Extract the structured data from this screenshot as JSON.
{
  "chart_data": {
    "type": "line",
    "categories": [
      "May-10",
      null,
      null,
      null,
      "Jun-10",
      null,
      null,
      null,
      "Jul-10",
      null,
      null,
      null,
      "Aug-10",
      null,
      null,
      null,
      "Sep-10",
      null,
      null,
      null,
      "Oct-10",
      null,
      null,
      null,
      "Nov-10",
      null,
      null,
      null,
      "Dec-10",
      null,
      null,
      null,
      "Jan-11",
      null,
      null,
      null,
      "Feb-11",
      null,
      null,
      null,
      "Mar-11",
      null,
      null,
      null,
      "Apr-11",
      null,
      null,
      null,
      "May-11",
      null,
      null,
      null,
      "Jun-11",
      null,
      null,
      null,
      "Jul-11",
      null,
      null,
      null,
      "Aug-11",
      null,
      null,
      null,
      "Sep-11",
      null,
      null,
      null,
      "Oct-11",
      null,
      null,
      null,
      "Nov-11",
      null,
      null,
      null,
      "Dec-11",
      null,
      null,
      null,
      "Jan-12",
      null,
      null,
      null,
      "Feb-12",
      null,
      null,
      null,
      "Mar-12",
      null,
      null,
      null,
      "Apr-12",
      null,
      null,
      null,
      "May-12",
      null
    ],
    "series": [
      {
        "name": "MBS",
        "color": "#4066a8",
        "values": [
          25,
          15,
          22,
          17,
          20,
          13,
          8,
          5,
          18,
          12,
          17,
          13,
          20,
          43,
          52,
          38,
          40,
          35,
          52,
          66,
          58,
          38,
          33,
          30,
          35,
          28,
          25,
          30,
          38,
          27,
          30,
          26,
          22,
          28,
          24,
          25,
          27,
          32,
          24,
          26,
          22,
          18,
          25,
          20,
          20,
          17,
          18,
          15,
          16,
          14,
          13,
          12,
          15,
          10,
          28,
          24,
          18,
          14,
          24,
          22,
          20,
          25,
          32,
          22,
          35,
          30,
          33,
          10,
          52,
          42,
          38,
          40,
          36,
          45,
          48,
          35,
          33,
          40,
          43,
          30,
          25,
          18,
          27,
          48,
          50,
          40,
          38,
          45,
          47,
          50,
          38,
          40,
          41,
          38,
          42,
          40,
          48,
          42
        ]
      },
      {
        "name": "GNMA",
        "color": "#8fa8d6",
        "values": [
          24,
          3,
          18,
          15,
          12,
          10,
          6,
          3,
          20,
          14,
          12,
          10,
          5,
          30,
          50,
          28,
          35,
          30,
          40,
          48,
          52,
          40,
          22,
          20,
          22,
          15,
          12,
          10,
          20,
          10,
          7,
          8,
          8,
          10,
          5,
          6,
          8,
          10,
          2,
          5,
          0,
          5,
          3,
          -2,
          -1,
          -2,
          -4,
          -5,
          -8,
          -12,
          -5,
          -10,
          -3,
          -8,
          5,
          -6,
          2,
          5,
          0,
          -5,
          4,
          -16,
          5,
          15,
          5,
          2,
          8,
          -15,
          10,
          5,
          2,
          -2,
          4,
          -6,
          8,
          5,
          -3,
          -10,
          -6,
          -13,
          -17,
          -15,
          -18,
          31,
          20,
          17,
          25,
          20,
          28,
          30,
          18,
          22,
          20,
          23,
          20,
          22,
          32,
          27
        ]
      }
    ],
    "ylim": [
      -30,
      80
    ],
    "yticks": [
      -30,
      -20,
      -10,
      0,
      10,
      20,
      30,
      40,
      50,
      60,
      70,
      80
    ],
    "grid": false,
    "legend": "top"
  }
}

**Written task:**
Nothing in the data may differ; print all of it exactly as written.

**Solved exercise:**
Extract the structured data from this screenshot as JSON.
{
  "chart_data": {
    "type": "line",
    "categories": [
      "May-10",
      null,
      null,
      null,
      "Jun-10",
      null,
      null,
      null,
      "Jul-10",
      null,
      null,
      null,
      "Aug-10",
      null,
      null,
      null,
      "Sep-10",
      null,
      null,
      null,
      "Oct-10",
      null,
      null,
      null,
      "Nov-10",
      null,
      null,
      null,
      "Dec-10",
      null,
      null,
      null,
      "Jan-11",
      null,
      null,
      null,
      "Feb-11",
      null,
      null,
      null,
      "Mar-11",
      null,
      null,
      null,
      "Apr-11",
      null,
      null,
      null,
      "May-11",
      null,
      null,
      null,
      "Jun-11",
      null,
      null,
      null,
      "Jul-11",
      null,
      null,
      null,
      "Aug-11",
      null,
      null,
      null,
      "Sep-11",
      null,
      null,
      null,
      "Oct-11",
      null,
      null,
      null,
      "Nov-11",
      null,
      null,
      null,
      "Dec-11",
      null,
      null,
      null,
      "Jan-12",
      null,
      null,
      null,
      "Feb-12",
      null,
      null,
      null,
      "Mar-12",
      null,
      null,
      null,
      "Apr-12",
      null,
      null,
      null,
      "May-12",
      null
    ],
    "series": [
      {
        "name": "MBS",
        "color": "#4066a8",
        "values": [
          25,
          15,
          22,
          17,
          20,
          13,
          8,
          5,
          18,
          12,
          17,
          13,
          20,
          43,
          52,
          38,
          40,
          35,
          52,
          66,
          58,
          38,
          33,
          30,
          35,
          28,
          25,
          30,
          38,
          27,
          30,
          26,
          22,
          28,
          24,
          25,
          27,
          32,
          24,
          26,
          22,
          18,
          25,
          20,
          20,
          17,
          18,
          15,
          16,
          14,
          13,
          12,
          15,
          10,
          28,
          24,
          18,
          14,
          24,
          22,
          20,
          25,
          32,
          22,
          35,
          30,
          33,
          10,
          52,
          42,
          38,
          40,
          36,
          45,
          48,
          35,
          33,
          40,
          43,
          30,
          25,
          18,
          27,
          48,
          50,
          40,
          38,
          45,
          47,
          50,
          38,
          40,
          41,
          38,
          42,
          40,
          48,
          42
        ]
      },
      {
        "name": "GNMA",
        "color": "#8fa8d6",
        "values": [
          24,
          3,
          18,
          15,
          12,
          10,
          6,
          3,
          20,
          14,
          12,
          10,
          5,
          30,
          50,
          28,
          35,
          30,
          40,
          48,
          52,
          40,
          22,
          20,
          22,
          15,
          12,
          10,
          20,
          10,
          7,
          8,
          8,
          10,
          5,
          6,
          8,
          10,
          2,
          5,
          0,
          5,
          3,
          -2,
          -1,
          -2,
          -4,
          -5,
          -8,
          -12,
          -5,
          -10,
          -3,
          -8,
          5,
          -6,
          2,
          5,
          0,
          -5,
          4,
          -16,
          5,
          15,
          5,
          2,
          8,
          -15,
          10,
          5,
          2,
          -2,
          4,
          -6,
          8,
          5,
          -3,
          -10,
          -6,
          -13,
          -17,
          -15,
          -18,
          31,
          20,
          17,
          25,
          20,
          28,
          30,
          18,
          22,
          20,
          23,
          20,
          22,
          32,
          27
        ]
      }
    ],
    "ylim": [
      -30,
      80
    ],
    "yticks": [
      -30,
      -20,
      -10,
      0,
      10,
      20,
      30,
      40,
      50,
      60,
      70,
      80
    ],
    "grid": false,
    "legend": "top"
  }
}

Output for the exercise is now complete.